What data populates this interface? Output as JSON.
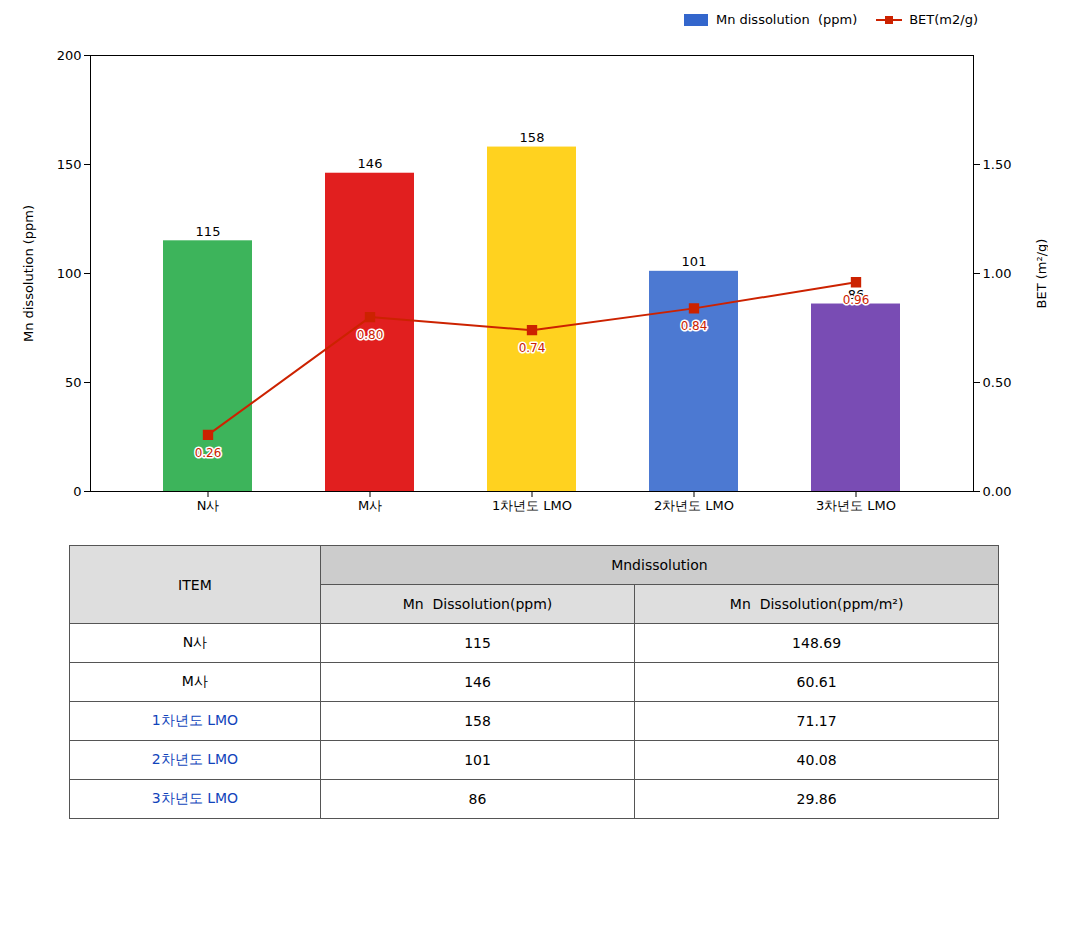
{
  "chart_data": [
    {
      "type": "bar",
      "categories": [
        "N사",
        "M사",
        "1차년도 LMO",
        "2차년도 LMO",
        "3차년도 LMO"
      ],
      "series": [
        {
          "name": "Mn dissolution  (ppm)",
          "type": "bar",
          "color": "#3366cc",
          "colors": [
            "#22aa44",
            "#dd0000",
            "#ffcc00",
            "#3366cc",
            "#6633aa"
          ],
          "values": [
            115,
            146,
            158,
            101,
            86
          ],
          "data_labels": true
        },
        {
          "name": "BET(m2/g)",
          "type": "line",
          "axis": "y2",
          "color": "#cc2200",
          "marker": "square",
          "values": [
            0.26,
            0.8,
            0.74,
            0.84,
            0.96
          ],
          "value_labels": [
            "0.26",
            "0.80",
            "0.74",
            "0.84",
            "0.96"
          ],
          "data_labels": true
        }
      ],
      "ylabel": "Mn dissolution (ppm)",
      "y2label": "BET (m²/g)",
      "ylim": [
        0,
        200
      ],
      "yticks": [
        0,
        50,
        100,
        150,
        200
      ],
      "y2lim": [
        0.0,
        2.0
      ],
      "y2ticks": [
        {
          "value": 0.0,
          "label": "0.00"
        },
        {
          "value": 0.5,
          "label": "0.50"
        },
        {
          "value": 1.0,
          "label": "1.00"
        },
        {
          "value": 1.5,
          "label": "1.50"
        }
      ],
      "legend": "upper right",
      "grid": false
    },
    {
      "type": "table",
      "column_group": "Mndissolution",
      "columns": [
        "ITEM",
        "Mn  Dissolution(ppm)",
        "Mn  Dissolution(ppm/m²)"
      ],
      "rows": [
        [
          "N사",
          "115",
          "148.69"
        ],
        [
          "M사",
          "146",
          "60.61"
        ],
        [
          "1차년도 LMO",
          "158",
          "71.17"
        ],
        [
          "2차년도 LMO",
          "101",
          "40.08"
        ],
        [
          "3차년도 LMO",
          "86",
          "29.86"
        ]
      ],
      "colors": [
        "black",
        "black",
        "#1144bb",
        "#1144bb",
        "#1144bb"
      ]
    }
  ]
}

******

▸ Requirements
Quote every line of the records above exactly; no picture is to be copied.

▸ The output
What data populates this interface? Output as JSON.
{
  "chart_data": [
    {
      "type": "bar",
      "categories": [
        "N사",
        "M사",
        "1차년도 LMO",
        "2차년도 LMO",
        "3차년도 LMO"
      ],
      "series": [
        {
          "name": "Mn dissolution  (ppm)",
          "type": "bar",
          "color": "#3366cc",
          "colors": [
            "#22aa44",
            "#dd0000",
            "#ffcc00",
            "#3366cc",
            "#6633aa"
          ],
          "values": [
            115,
            146,
            158,
            101,
            86
          ],
          "data_labels": true
        },
        {
          "name": "BET(m2/g)",
          "type": "line",
          "axis": "y2",
          "color": "#cc2200",
          "marker": "square",
          "values": [
            0.26,
            0.8,
            0.74,
            0.84,
            0.96
          ],
          "value_labels": [
            "0.26",
            "0.80",
            "0.74",
            "0.84",
            "0.96"
          ],
          "data_labels": true
        }
      ],
      "ylabel": "Mn dissolution (ppm)",
      "y2label": "BET (m²/g)",
      "ylim": [
        0,
        200
      ],
      "yticks": [
        0,
        50,
        100,
        150,
        200
      ],
      "y2lim": [
        0.0,
        2.0
      ],
      "y2ticks": [
        {
          "value": 0.0,
          "label": "0.00"
        },
        {
          "value": 0.5,
          "label": "0.50"
        },
        {
          "value": 1.0,
          "label": "1.00"
        },
        {
          "value": 1.5,
          "label": "1.50"
        }
      ],
      "legend": "upper right",
      "grid": false
    },
    {
      "type": "table",
      "column_group": "Mndissolution",
      "columns": [
        "ITEM",
        "Mn  Dissolution(ppm)",
        "Mn  Dissolution(ppm/m²)"
      ],
      "rows": [
        [
          "N사",
          "115",
          "148.69"
        ],
        [
          "M사",
          "146",
          "60.61"
        ],
        [
          "1차년도 LMO",
          "158",
          "71.17"
        ],
        [
          "2차년도 LMO",
          "101",
          "40.08"
        ],
        [
          "3차년도 LMO",
          "86",
          "29.86"
        ]
      ],
      "colors": [
        "black",
        "black",
        "#1144bb",
        "#1144bb",
        "#1144bb"
      ]
    }
  ]
}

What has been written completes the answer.